* _Aim of the task_:
Wherever a line holds the string "this", copy that line.

[Stored data]
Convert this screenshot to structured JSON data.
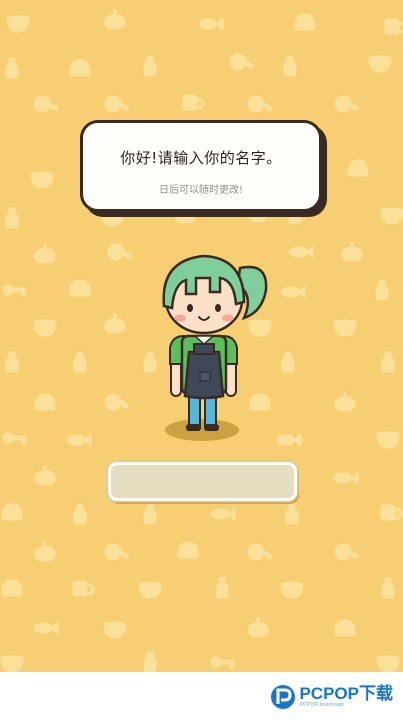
{
  "dialog": {
    "title": "你好!请输入你的名字。",
    "subtitle": "日后可以随时更改!"
  },
  "name_input": {
    "value": "",
    "placeholder": ""
  },
  "watermark": {
    "brand": "PCPOP下载",
    "tagline": "PCPOP.download"
  },
  "colors": {
    "background": "#f6cf73",
    "pattern": "#fbe09a",
    "dialog_border": "#3a2a24",
    "input_fill": "#e5ddc0",
    "watermark_blue": "#1b76c9"
  },
  "background_pattern_icons": [
    "bread-icon",
    "bottle-icon",
    "pan-icon",
    "bowl-icon",
    "fish-icon",
    "fork-icon",
    "key-icon",
    "apple-icon",
    "carrot-icon",
    "cup-icon"
  ]
}
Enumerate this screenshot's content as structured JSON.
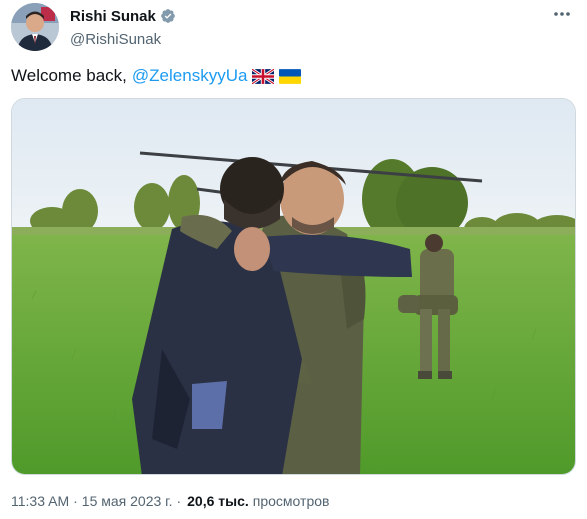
{
  "tweet": {
    "author": {
      "display_name": "Rishi Sunak",
      "handle": "@RishiSunak",
      "verified": true
    },
    "text_prefix": "Welcome back,",
    "mention": "@ZelenskyyUa",
    "flags": [
      "uk-flag",
      "ukraine-flag"
    ],
    "time": "11:33 AM",
    "separator": "·",
    "date": "15 мая 2023 г.",
    "views_count": "20,6 тыс.",
    "views_label": "просмотров"
  },
  "colors": {
    "link": "#1d9bf0",
    "secondary_text": "#536471",
    "primary_text": "#0f1419"
  }
}
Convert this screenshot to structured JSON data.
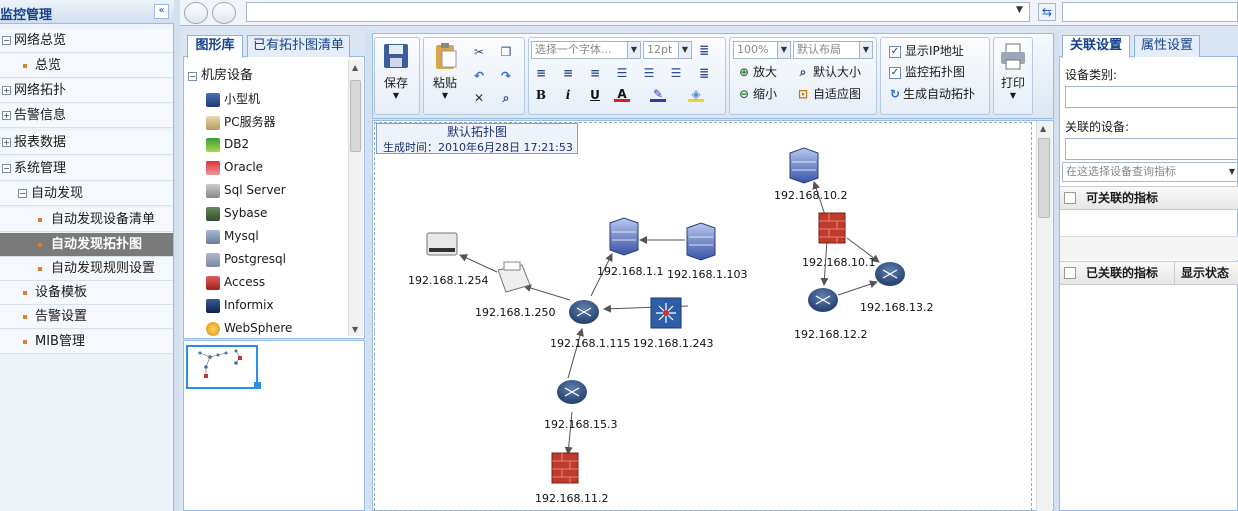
{
  "leftnav": {
    "title": "监控管理",
    "collapse": "«",
    "items": [
      {
        "label": "网络总览",
        "kind": "group"
      },
      {
        "label": "总览",
        "kind": "leaf"
      },
      {
        "label": "网络拓扑",
        "kind": "group"
      },
      {
        "label": "告警信息",
        "kind": "group"
      },
      {
        "label": "报表数据",
        "kind": "group"
      },
      {
        "label": "系统管理",
        "kind": "group"
      },
      {
        "label": "自动发现",
        "kind": "subgroup"
      },
      {
        "label": "自动发现设备清单",
        "kind": "subleaf"
      },
      {
        "label": "自动发现拓扑图",
        "kind": "subleaf",
        "selected": true
      },
      {
        "label": "自动发现规则设置",
        "kind": "subleaf"
      },
      {
        "label": "设备模板",
        "kind": "leaf"
      },
      {
        "label": "告警设置",
        "kind": "leaf"
      },
      {
        "label": "MIB管理",
        "kind": "leaf"
      }
    ]
  },
  "library": {
    "tabs": [
      "图形库",
      "已有拓扑图清单"
    ],
    "group": "机房设备",
    "items": [
      "小型机",
      "PC服务器",
      "DB2",
      "Oracle",
      "Sql Server",
      "Sybase",
      "Mysql",
      "Postgresql",
      "Access",
      "Informix",
      "WebSphere"
    ]
  },
  "toolbar": {
    "save": "保存",
    "paste": "粘贴",
    "font_placeholder": "选择一个字体...",
    "font_size": "12pt",
    "zoom": "100%",
    "layout": "默认布局",
    "zoom_in": "放大",
    "zoom_out": "缩小",
    "default_size": "默认大小",
    "fit": "自适应图",
    "show_ip": "显示IP地址",
    "monitor_topo": "监控拓扑图",
    "gen_auto_topo": "生成自动拓扑",
    "print": "打印",
    "fmt_bold": "B",
    "fmt_italic": "i",
    "fmt_underline": "U",
    "fmt_fontcolor": "A"
  },
  "canvas": {
    "title": "默认拓扑图",
    "time": "生成时间：2010年6月28日  17:21:53",
    "nodes": [
      "192.168.1.254",
      "192.168.1.250",
      "192.168.1.1",
      "192.168.1.103",
      "192.168.1.115",
      "192.168.1.243",
      "192.168.15.3",
      "192.168.11.2",
      "192.168.10.2",
      "192.168.10.1",
      "192.168.13.2",
      "192.168.12.2"
    ]
  },
  "rightpanel": {
    "tabs": [
      "关联设置",
      "属性设置"
    ],
    "device_type_label": "设备类别:",
    "related_device_label": "关联的设备:",
    "search_placeholder": "在这选择设备查询指标",
    "grid1_header": "可关联的指标",
    "grid2_header1": "已关联的指标",
    "grid2_header2": "显示状态"
  },
  "colors": {
    "accent": "#15428b",
    "selected_nav": "#7a7a7a",
    "firewall": "#c0392b",
    "router": "#2c4e7d"
  }
}
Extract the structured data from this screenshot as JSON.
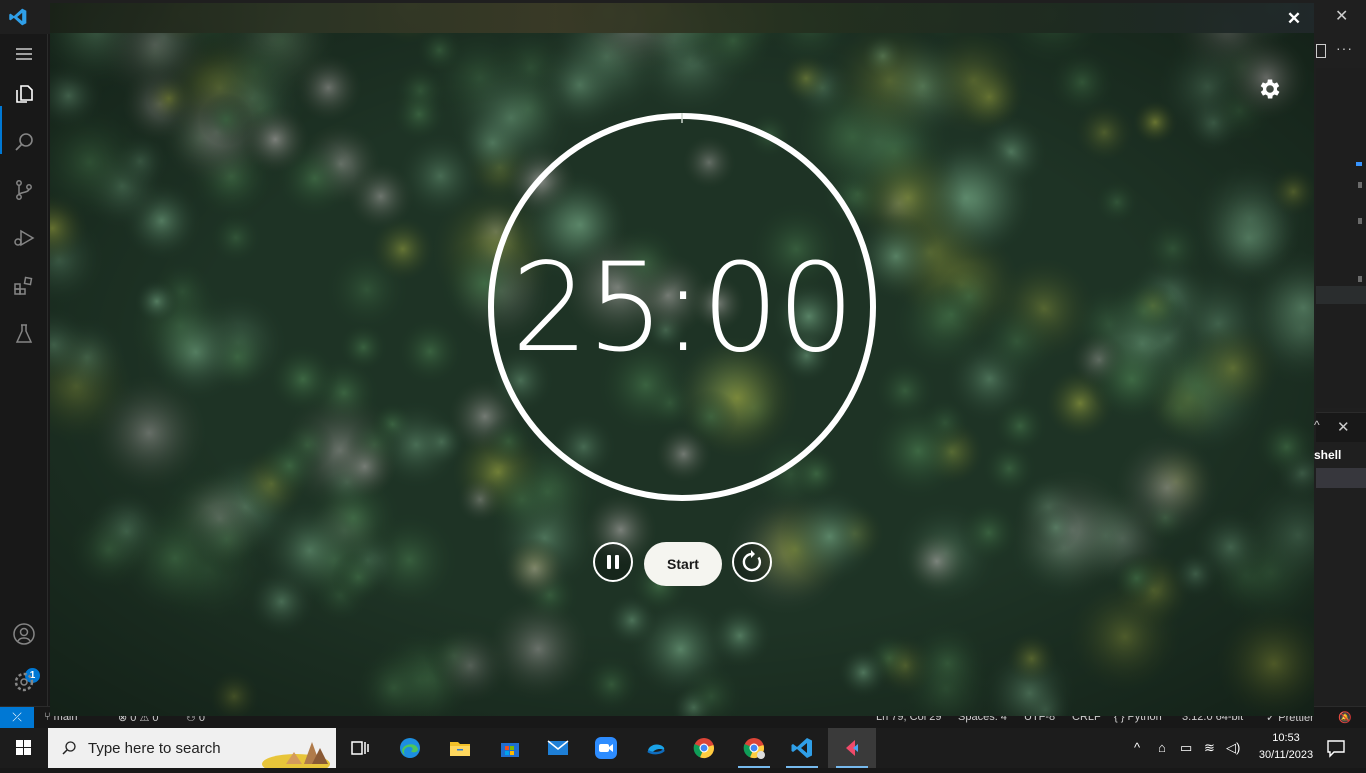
{
  "overlay": {
    "close_glyph": "✕"
  },
  "timer": {
    "display": "25:00",
    "progress": 0.0,
    "start_label": "Start"
  },
  "statusbar": {
    "branch": "main",
    "problems": "⊗ 0 ⚠ 0",
    "ports": "⚇ 0",
    "cursor": "Ln 79, Col 29",
    "spaces": "Spaces: 4",
    "encoding": "UTF-8",
    "eol": "CRLF",
    "language": "{ } Python",
    "interpreter": "3.12.0 64-bit",
    "formatter": "✓ Prettier"
  },
  "activity": {
    "account_badge": "1"
  },
  "panel": {
    "terminal_label": "shell"
  },
  "taskbar": {
    "search_placeholder": "Type here to search",
    "clock_time": "10:53",
    "clock_date": "30/11/2023",
    "apps": [
      "task-view",
      "edge",
      "file-explorer",
      "microsoft-store",
      "mail",
      "zoom",
      "onedrive-like",
      "chrome",
      "chrome-profile",
      "vscode",
      "pomodoro-app"
    ]
  },
  "colors": {
    "accent": "#0078d4",
    "timer_ring": "#ffffff",
    "start_button_bg": "#f5f5f0"
  }
}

* _Task output_:
Convert this screenshot to structured JSON data.
Enumerate this screenshot's content as structured JSON.
Convert this screenshot to structured JSON data.
Extract the structured data from this screenshot as JSON.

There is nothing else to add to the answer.